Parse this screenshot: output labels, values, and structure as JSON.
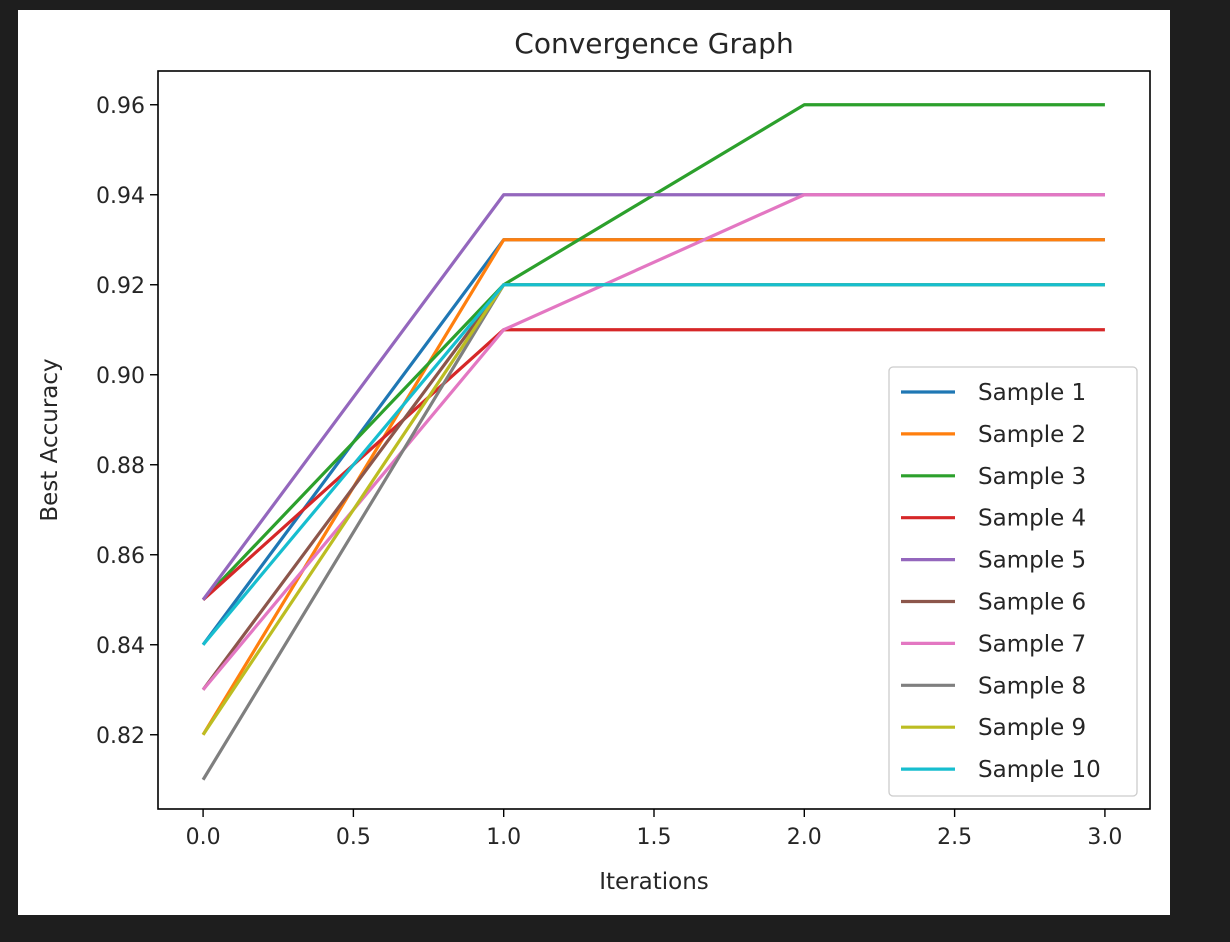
{
  "chart_data": {
    "type": "line",
    "title": "Convergence Graph",
    "xlabel": "Iterations",
    "ylabel": "Best Accuracy",
    "xlim": [
      -0.15,
      3.15
    ],
    "ylim": [
      0.8035,
      0.9675
    ],
    "x_ticks": [
      {
        "value": 0.0,
        "label": "0.0"
      },
      {
        "value": 0.5,
        "label": "0.5"
      },
      {
        "value": 1.0,
        "label": "1.0"
      },
      {
        "value": 1.5,
        "label": "1.5"
      },
      {
        "value": 2.0,
        "label": "2.0"
      },
      {
        "value": 2.5,
        "label": "2.5"
      },
      {
        "value": 3.0,
        "label": "3.0"
      }
    ],
    "y_ticks": [
      {
        "value": 0.82,
        "label": "0.82"
      },
      {
        "value": 0.84,
        "label": "0.84"
      },
      {
        "value": 0.86,
        "label": "0.86"
      },
      {
        "value": 0.88,
        "label": "0.88"
      },
      {
        "value": 0.9,
        "label": "0.90"
      },
      {
        "value": 0.92,
        "label": "0.92"
      },
      {
        "value": 0.94,
        "label": "0.94"
      },
      {
        "value": 0.96,
        "label": "0.96"
      }
    ],
    "grid": false,
    "legend_position": "lower-right",
    "x": [
      0,
      1,
      2,
      3
    ],
    "series": [
      {
        "name": "Sample 1",
        "color": "#1f77b4",
        "values": [
          0.84,
          0.93,
          0.93,
          0.93
        ]
      },
      {
        "name": "Sample 2",
        "color": "#ff7f0e",
        "values": [
          0.82,
          0.93,
          0.93,
          0.93
        ]
      },
      {
        "name": "Sample 3",
        "color": "#2ca02c",
        "values": [
          0.85,
          0.92,
          0.96,
          0.96
        ]
      },
      {
        "name": "Sample 4",
        "color": "#d62728",
        "values": [
          0.85,
          0.91,
          0.91,
          0.91
        ]
      },
      {
        "name": "Sample 5",
        "color": "#9467bd",
        "values": [
          0.85,
          0.94,
          0.94,
          0.94
        ]
      },
      {
        "name": "Sample 6",
        "color": "#8c564b",
        "values": [
          0.83,
          0.92,
          0.92,
          0.92
        ]
      },
      {
        "name": "Sample 7",
        "color": "#e377c2",
        "values": [
          0.83,
          0.91,
          0.94,
          0.94
        ]
      },
      {
        "name": "Sample 8",
        "color": "#7f7f7f",
        "values": [
          0.81,
          0.92,
          0.92,
          0.92
        ]
      },
      {
        "name": "Sample 9",
        "color": "#bcbd22",
        "values": [
          0.82,
          0.92,
          0.92,
          0.92
        ]
      },
      {
        "name": "Sample 10",
        "color": "#17becf",
        "values": [
          0.84,
          0.92,
          0.92,
          0.92
        ]
      }
    ]
  }
}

========================

■ WRITTEN TASK ■
Each line with the string "color" in it needs to be found and copied.

■ CORRECT OUTPUT ■
        "color": "#1f77b4",
        "color": "#ff7f0e",
        "color": "#2ca02c",
        "color": "#d62728",
        "color": "#9467bd",
        "color": "#8c564b",
        "color": "#e377c2",
        "color": "#7f7f7f",
        "color": "#bcbd22",
        "color": "#17becf",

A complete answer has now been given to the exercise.